Problem to work on
Copy whichever lines contain the string "бетоном".

Data to use
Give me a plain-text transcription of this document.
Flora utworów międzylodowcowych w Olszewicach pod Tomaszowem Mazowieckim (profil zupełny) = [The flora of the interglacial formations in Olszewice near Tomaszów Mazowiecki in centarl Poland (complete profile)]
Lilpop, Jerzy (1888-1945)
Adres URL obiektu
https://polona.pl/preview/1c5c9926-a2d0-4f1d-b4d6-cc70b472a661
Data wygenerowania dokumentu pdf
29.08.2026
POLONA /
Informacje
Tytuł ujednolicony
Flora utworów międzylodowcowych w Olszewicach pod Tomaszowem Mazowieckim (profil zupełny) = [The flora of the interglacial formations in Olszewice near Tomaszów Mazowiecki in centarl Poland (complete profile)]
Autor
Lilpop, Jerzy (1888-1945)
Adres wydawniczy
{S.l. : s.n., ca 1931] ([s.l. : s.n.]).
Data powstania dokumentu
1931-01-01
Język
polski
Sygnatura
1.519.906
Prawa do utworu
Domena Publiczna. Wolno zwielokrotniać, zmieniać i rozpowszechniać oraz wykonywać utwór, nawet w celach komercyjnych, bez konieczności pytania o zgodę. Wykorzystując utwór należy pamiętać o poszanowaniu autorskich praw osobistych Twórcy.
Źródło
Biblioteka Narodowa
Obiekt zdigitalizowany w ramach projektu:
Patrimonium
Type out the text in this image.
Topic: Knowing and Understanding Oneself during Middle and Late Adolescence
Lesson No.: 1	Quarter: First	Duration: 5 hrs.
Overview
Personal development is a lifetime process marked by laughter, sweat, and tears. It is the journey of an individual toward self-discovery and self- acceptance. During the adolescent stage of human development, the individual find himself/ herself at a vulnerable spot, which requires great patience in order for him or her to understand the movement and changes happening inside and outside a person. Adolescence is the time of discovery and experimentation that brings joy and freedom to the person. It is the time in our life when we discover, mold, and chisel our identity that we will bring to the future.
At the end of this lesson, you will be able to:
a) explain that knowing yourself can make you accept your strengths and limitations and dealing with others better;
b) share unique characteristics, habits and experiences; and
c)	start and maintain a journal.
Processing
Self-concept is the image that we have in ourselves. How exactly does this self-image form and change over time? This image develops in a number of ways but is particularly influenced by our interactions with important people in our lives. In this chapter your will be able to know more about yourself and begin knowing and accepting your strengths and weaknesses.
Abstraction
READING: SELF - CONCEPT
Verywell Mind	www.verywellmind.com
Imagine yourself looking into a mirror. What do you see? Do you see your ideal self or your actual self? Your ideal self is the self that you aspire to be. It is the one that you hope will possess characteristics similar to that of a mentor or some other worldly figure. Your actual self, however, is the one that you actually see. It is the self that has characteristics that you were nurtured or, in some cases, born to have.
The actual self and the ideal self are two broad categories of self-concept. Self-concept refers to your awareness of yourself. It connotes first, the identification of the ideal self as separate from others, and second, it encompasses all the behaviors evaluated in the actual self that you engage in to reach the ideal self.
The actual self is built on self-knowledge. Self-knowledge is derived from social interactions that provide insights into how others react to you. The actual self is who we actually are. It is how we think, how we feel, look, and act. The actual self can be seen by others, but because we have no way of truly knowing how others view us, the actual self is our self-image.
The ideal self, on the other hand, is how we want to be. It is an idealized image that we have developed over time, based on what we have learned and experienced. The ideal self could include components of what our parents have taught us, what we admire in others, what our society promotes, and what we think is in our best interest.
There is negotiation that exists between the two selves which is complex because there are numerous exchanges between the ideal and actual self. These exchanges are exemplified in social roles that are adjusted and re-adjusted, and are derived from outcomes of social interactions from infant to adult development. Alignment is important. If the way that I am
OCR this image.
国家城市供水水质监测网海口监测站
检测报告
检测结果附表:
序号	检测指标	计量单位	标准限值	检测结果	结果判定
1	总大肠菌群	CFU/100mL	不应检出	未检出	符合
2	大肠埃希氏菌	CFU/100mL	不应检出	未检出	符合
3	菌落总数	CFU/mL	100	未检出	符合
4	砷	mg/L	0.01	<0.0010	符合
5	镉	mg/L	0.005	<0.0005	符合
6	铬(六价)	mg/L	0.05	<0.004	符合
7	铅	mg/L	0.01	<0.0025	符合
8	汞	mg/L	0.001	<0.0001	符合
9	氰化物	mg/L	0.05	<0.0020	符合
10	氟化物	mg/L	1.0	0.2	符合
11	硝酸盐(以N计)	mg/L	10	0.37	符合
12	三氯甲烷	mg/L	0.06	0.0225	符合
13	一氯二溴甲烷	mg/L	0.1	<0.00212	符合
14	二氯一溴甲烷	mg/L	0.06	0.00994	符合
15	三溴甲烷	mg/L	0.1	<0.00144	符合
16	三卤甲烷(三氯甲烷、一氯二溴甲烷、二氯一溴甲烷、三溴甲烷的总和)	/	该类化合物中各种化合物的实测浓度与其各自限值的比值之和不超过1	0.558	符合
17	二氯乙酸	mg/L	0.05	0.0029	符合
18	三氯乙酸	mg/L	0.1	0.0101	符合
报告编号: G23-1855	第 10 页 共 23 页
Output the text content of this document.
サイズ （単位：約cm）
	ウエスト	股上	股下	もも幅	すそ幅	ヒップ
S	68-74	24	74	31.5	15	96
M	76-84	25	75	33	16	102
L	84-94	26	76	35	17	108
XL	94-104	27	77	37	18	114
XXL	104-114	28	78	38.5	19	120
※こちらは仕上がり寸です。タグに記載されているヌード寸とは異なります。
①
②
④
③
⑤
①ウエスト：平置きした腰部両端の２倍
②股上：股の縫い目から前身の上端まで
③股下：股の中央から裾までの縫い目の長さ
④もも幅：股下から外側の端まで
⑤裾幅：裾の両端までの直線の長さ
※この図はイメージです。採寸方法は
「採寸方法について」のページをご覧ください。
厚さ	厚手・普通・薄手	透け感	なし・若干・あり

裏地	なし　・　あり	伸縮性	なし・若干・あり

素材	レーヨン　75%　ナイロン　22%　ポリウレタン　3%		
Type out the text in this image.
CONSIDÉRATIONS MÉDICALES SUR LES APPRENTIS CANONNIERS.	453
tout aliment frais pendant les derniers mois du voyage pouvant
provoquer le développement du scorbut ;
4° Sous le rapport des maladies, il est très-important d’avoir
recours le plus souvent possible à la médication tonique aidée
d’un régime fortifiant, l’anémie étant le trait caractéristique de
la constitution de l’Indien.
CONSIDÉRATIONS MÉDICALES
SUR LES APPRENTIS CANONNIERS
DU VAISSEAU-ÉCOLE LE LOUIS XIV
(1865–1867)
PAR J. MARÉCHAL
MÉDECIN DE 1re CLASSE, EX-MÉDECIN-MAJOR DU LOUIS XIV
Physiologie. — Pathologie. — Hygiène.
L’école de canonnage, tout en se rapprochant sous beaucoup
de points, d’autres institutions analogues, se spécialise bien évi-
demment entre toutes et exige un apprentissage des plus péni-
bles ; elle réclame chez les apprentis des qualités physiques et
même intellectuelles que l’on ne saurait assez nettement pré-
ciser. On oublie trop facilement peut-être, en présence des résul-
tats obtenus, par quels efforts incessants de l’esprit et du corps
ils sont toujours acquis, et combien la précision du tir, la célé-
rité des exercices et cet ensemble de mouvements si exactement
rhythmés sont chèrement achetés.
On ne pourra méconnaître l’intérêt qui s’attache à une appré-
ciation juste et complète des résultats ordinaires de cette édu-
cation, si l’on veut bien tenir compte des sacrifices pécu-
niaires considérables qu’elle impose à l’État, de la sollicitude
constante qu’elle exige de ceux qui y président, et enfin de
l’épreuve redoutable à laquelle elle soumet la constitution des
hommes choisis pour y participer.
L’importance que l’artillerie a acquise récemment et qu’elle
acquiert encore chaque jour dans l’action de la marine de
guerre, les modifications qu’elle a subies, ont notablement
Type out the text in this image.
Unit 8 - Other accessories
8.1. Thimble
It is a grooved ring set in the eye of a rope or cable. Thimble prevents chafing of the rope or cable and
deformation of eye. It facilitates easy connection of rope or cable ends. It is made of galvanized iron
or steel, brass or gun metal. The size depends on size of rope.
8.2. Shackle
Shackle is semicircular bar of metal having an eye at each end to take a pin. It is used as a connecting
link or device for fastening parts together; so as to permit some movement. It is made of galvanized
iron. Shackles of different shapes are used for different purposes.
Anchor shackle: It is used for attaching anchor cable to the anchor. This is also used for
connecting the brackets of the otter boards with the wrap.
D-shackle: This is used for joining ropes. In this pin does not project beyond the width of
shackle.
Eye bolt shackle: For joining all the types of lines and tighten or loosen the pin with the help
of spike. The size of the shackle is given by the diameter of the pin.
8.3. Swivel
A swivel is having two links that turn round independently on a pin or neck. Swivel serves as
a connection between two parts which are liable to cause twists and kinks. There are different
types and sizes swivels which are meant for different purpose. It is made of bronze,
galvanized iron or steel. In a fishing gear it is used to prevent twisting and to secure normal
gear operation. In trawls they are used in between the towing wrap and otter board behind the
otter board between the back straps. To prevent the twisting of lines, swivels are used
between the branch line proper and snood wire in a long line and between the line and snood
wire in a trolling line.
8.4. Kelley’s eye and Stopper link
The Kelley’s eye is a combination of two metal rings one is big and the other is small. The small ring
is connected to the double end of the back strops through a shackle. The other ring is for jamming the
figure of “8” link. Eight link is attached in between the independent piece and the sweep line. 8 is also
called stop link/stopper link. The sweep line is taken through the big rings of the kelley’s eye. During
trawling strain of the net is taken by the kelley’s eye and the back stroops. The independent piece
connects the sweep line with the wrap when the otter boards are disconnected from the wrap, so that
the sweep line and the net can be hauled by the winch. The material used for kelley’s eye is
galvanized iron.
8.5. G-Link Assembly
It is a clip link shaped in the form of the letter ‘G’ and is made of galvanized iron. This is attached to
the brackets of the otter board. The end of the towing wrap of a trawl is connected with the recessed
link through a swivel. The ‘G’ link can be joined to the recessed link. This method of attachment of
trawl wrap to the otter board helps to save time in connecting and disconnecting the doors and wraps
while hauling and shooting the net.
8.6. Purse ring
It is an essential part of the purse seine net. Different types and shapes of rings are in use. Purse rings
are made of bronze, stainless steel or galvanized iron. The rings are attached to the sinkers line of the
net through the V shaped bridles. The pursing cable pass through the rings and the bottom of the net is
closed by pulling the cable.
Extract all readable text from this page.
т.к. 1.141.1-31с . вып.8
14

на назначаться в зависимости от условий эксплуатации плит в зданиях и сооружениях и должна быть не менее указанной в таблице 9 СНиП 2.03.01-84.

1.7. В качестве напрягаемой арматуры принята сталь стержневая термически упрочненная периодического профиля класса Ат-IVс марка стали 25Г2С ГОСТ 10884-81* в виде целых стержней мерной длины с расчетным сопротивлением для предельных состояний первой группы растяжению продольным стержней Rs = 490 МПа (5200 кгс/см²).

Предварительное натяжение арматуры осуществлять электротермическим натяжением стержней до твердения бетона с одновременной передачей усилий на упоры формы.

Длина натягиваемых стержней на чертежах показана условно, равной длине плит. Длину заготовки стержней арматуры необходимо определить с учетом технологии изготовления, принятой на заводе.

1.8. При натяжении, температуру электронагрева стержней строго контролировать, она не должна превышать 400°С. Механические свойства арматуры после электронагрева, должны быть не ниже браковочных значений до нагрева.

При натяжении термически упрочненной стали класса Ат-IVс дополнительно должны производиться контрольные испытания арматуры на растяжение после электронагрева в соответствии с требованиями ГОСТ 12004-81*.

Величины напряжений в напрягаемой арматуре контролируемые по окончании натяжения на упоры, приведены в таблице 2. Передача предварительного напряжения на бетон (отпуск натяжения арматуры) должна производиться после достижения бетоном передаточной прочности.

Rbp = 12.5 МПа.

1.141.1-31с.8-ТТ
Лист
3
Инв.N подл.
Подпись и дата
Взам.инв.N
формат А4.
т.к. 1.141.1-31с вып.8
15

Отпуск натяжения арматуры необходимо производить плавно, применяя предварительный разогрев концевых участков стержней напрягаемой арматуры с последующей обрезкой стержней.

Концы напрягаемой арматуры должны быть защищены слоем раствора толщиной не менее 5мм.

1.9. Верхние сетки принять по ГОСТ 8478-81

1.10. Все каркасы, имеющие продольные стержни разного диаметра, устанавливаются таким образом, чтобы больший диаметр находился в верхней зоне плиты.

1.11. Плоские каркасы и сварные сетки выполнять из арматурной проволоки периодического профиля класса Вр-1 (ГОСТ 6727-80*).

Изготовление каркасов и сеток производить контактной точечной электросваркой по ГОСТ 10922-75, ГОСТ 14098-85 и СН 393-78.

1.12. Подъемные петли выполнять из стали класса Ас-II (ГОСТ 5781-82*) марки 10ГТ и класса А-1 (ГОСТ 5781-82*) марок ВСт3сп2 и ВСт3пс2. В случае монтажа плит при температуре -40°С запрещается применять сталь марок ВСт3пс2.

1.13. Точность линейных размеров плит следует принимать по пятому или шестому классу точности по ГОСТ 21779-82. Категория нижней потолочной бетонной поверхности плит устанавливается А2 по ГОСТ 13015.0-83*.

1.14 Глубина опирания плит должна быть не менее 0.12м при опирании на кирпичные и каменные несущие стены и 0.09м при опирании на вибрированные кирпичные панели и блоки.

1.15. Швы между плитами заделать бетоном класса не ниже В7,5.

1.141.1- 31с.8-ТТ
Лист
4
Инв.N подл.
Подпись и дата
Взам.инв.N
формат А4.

Output for this exercise
Величины напряжений в напрягаемой арматуре контролируемые по окончании натяжения на упоры, приведены в таблице 2. Передача предварительного напряжения на бетон (отпуск натяжения арматуры) должна производиться после достижения бетоном передаточной прочности.
1.15. Швы между плитами заделать бетоном класса не ниже В7,5.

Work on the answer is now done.